Check every line in the records below for the word "coordinate" and report how many have it, nothing more.

-=-=-=-=-

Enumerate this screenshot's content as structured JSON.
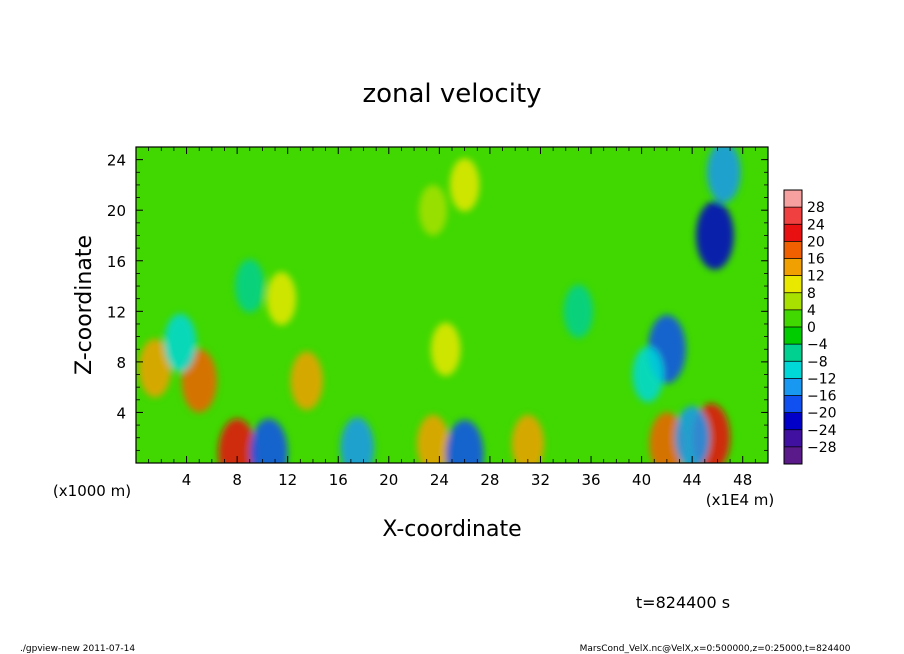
{
  "chart_data": {
    "type": "heatmap",
    "title": "zonal velocity",
    "xlabel": "X-coordinate",
    "ylabel": "Z-coordinate",
    "x_unit_note": "(x1E4 m)",
    "y_unit_note": "(x1000 m)",
    "xlim": [
      0,
      50
    ],
    "ylim": [
      0,
      25
    ],
    "x_ticks": [
      4,
      8,
      12,
      16,
      20,
      24,
      28,
      32,
      36,
      40,
      44,
      48
    ],
    "y_ticks": [
      4,
      8,
      12,
      16,
      20,
      24
    ],
    "x_tick_labels": [
      "4",
      "8",
      "12",
      "16",
      "20",
      "24",
      "28",
      "32",
      "36",
      "40",
      "44",
      "48"
    ],
    "y_tick_labels": [
      "4",
      "8",
      "12",
      "16",
      "20",
      "24"
    ],
    "colorbar": {
      "levels": [
        28,
        24,
        20,
        16,
        12,
        8,
        4,
        0,
        -4,
        -8,
        -12,
        -16,
        -20,
        -24,
        -28
      ],
      "labels": [
        "28",
        "24",
        "20",
        "16",
        "12",
        "8",
        "4",
        "0",
        "−4",
        "−8",
        "−12",
        "−16",
        "−20",
        "−24",
        "−28"
      ],
      "colors": [
        "#f6a0a0",
        "#f04040",
        "#e81010",
        "#f06000",
        "#f0a000",
        "#e8e800",
        "#a8e000",
        "#40d800",
        "#00cc00",
        "#00d090",
        "#00d8d8",
        "#1898f0",
        "#1050f0",
        "#0000c8",
        "#4010a0",
        "#5a1a8a"
      ]
    },
    "features": [
      {
        "x": 8,
        "z": 0.8,
        "value": 20
      },
      {
        "x": 45.5,
        "z": 2,
        "value": 20
      },
      {
        "x": 42,
        "z": 1.5,
        "value": 16
      },
      {
        "x": 5,
        "z": 6.5,
        "value": 16
      },
      {
        "x": 1.5,
        "z": 7.5,
        "value": 12
      },
      {
        "x": 13.5,
        "z": 6.5,
        "value": 12
      },
      {
        "x": 11.5,
        "z": 13,
        "value": 8
      },
      {
        "x": 23.5,
        "z": 1.5,
        "value": 12
      },
      {
        "x": 31,
        "z": 1.5,
        "value": 12
      },
      {
        "x": 24.5,
        "z": 9,
        "value": 8
      },
      {
        "x": 26,
        "z": 22,
        "value": 8
      },
      {
        "x": 23.5,
        "z": 20,
        "value": 6
      },
      {
        "x": 45.8,
        "z": 18,
        "value": -22
      },
      {
        "x": 42,
        "z": 9,
        "value": -20
      },
      {
        "x": 10.5,
        "z": 0.8,
        "value": -20
      },
      {
        "x": 26,
        "z": 0.7,
        "value": -20
      },
      {
        "x": 3.5,
        "z": 9.5,
        "value": -12
      },
      {
        "x": 46.5,
        "z": 23,
        "value": -14
      },
      {
        "x": 44,
        "z": 2,
        "value": -16
      },
      {
        "x": 17.5,
        "z": 1.2,
        "value": -14
      },
      {
        "x": 40.5,
        "z": 7,
        "value": -10
      },
      {
        "x": 9,
        "z": 14,
        "value": -8
      },
      {
        "x": 35,
        "z": 12,
        "value": -8
      }
    ]
  },
  "footer": {
    "time": "t=824400 s",
    "program": "./gpview-new  2011-07-14",
    "source": "MarsCond_VelX.nc@VelX,x=0:500000,z=0:25000,t=824400"
  }
}
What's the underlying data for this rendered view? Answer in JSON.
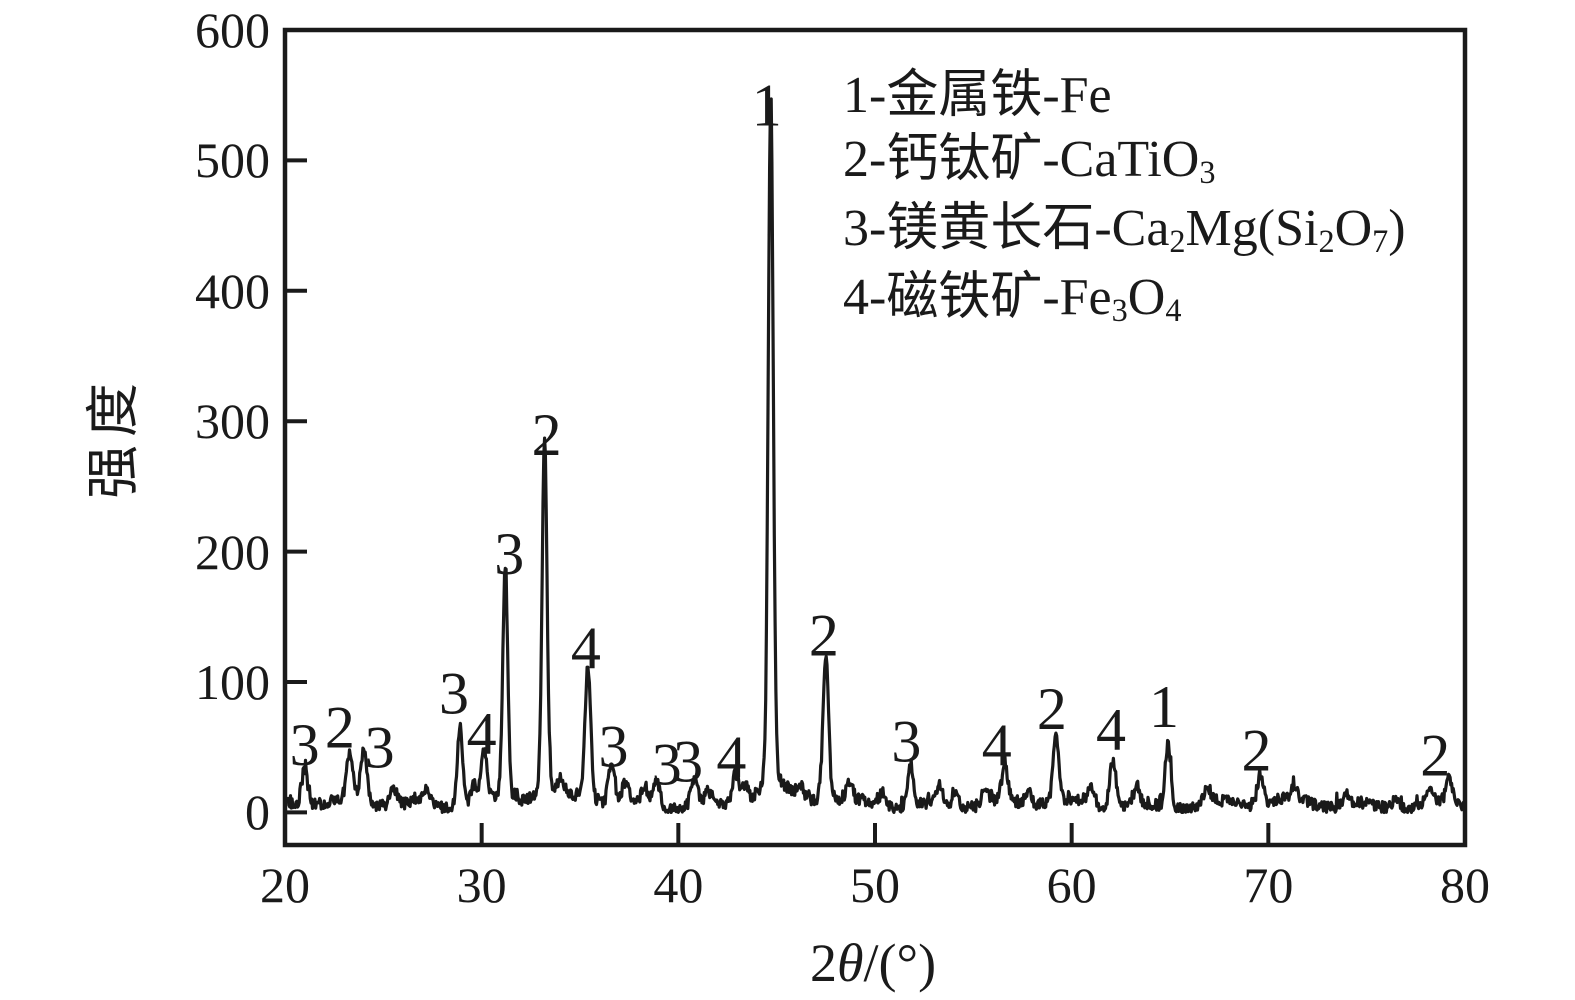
{
  "figure": {
    "background": "#ffffff",
    "ink_color": "#1a1a1a"
  },
  "chart_data": {
    "type": "line",
    "chart_kind": "xrd-diffraction-pattern",
    "title": "",
    "ylabel": "强度",
    "xlabel_segments": [
      {
        "t": "2"
      },
      {
        "t": "θ",
        "italic": true
      },
      {
        "t": "/(°)"
      }
    ],
    "xlim": [
      20,
      80
    ],
    "ylim": [
      -25,
      600
    ],
    "x_ticks": [
      "20",
      "30",
      "40",
      "50",
      "60",
      "70",
      "80"
    ],
    "y_ticks": [
      "0",
      "100",
      "200",
      "300",
      "400",
      "500",
      "600"
    ],
    "grid": false,
    "legend_position": "top-right-inside",
    "legend": [
      {
        "marker": "1",
        "segments": [
          {
            "t": "1-金属铁-Fe"
          }
        ]
      },
      {
        "marker": "2",
        "segments": [
          {
            "t": "2-钙钛矿-CaTiO"
          },
          {
            "t": "3",
            "sub": true
          }
        ]
      },
      {
        "marker": "3",
        "segments": [
          {
            "t": "3-镁黄长石-Ca"
          },
          {
            "t": "2",
            "sub": true
          },
          {
            "t": "Mg(Si"
          },
          {
            "t": "2",
            "sub": true
          },
          {
            "t": "O"
          },
          {
            "t": "7",
            "sub": true
          },
          {
            "t": ")"
          }
        ]
      },
      {
        "marker": "4",
        "segments": [
          {
            "t": "4-磁铁矿-Fe"
          },
          {
            "t": "3",
            "sub": true
          },
          {
            "t": "O"
          },
          {
            "t": "4",
            "sub": true
          }
        ]
      }
    ],
    "labeled_peaks": [
      {
        "two_theta": 21.0,
        "intensity": 27,
        "phase": "3"
      },
      {
        "two_theta": 23.3,
        "intensity": 36,
        "phase": "2"
      },
      {
        "two_theta": 24.0,
        "intensity": 39,
        "phase": "3"
      },
      {
        "two_theta": 28.9,
        "intensity": 62,
        "phase": "3"
      },
      {
        "two_theta": 30.1,
        "intensity": 42,
        "phase": "4"
      },
      {
        "two_theta": 31.2,
        "intensity": 172,
        "phase": "3"
      },
      {
        "two_theta": 33.2,
        "intensity": 262,
        "phase": "2"
      },
      {
        "two_theta": 35.4,
        "intensity": 100,
        "phase": "4"
      },
      {
        "two_theta": 36.6,
        "intensity": 29,
        "phase": "3"
      },
      {
        "two_theta": 38.9,
        "intensity": 20,
        "phase": "3"
      },
      {
        "two_theta": 40.8,
        "intensity": 22,
        "phase": "3"
      },
      {
        "two_theta": 42.9,
        "intensity": 24,
        "phase": "4"
      },
      {
        "two_theta": 44.7,
        "intensity": 516,
        "phase": "1"
      },
      {
        "two_theta": 47.5,
        "intensity": 108,
        "phase": "2"
      },
      {
        "two_theta": 51.8,
        "intensity": 30,
        "phase": "3"
      },
      {
        "two_theta": 56.6,
        "intensity": 24,
        "phase": "4"
      },
      {
        "two_theta": 59.2,
        "intensity": 50,
        "phase": "2"
      },
      {
        "two_theta": 62.1,
        "intensity": 36,
        "phase": "4"
      },
      {
        "two_theta": 64.9,
        "intensity": 50,
        "phase": "1"
      },
      {
        "two_theta": 69.6,
        "intensity": 23,
        "phase": "2"
      },
      {
        "two_theta": 79.2,
        "intensity": 19,
        "phase": "2"
      }
    ],
    "minor_peaks": [
      {
        "two_theta": 25.5,
        "intensity": 15
      },
      {
        "two_theta": 27.2,
        "intensity": 10
      },
      {
        "two_theta": 29.6,
        "intensity": 16
      },
      {
        "two_theta": 34.0,
        "intensity": 10
      },
      {
        "two_theta": 37.3,
        "intensity": 14
      },
      {
        "two_theta": 38.3,
        "intensity": 12
      },
      {
        "two_theta": 41.5,
        "intensity": 10
      },
      {
        "two_theta": 43.4,
        "intensity": 14
      },
      {
        "two_theta": 46.2,
        "intensity": 10
      },
      {
        "two_theta": 48.7,
        "intensity": 12
      },
      {
        "two_theta": 50.4,
        "intensity": 12
      },
      {
        "two_theta": 53.3,
        "intensity": 16
      },
      {
        "two_theta": 54.1,
        "intensity": 12
      },
      {
        "two_theta": 55.6,
        "intensity": 10
      },
      {
        "two_theta": 57.8,
        "intensity": 10
      },
      {
        "two_theta": 61.0,
        "intensity": 12
      },
      {
        "two_theta": 63.3,
        "intensity": 12
      },
      {
        "two_theta": 66.9,
        "intensity": 13
      },
      {
        "two_theta": 71.3,
        "intensity": 10
      },
      {
        "two_theta": 74.0,
        "intensity": 8
      },
      {
        "two_theta": 76.5,
        "intensity": 8
      },
      {
        "two_theta": 78.2,
        "intensity": 9
      }
    ],
    "baseline_noise_range": [
      0,
      15
    ]
  }
}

-=-=-=-=-

■ Response
2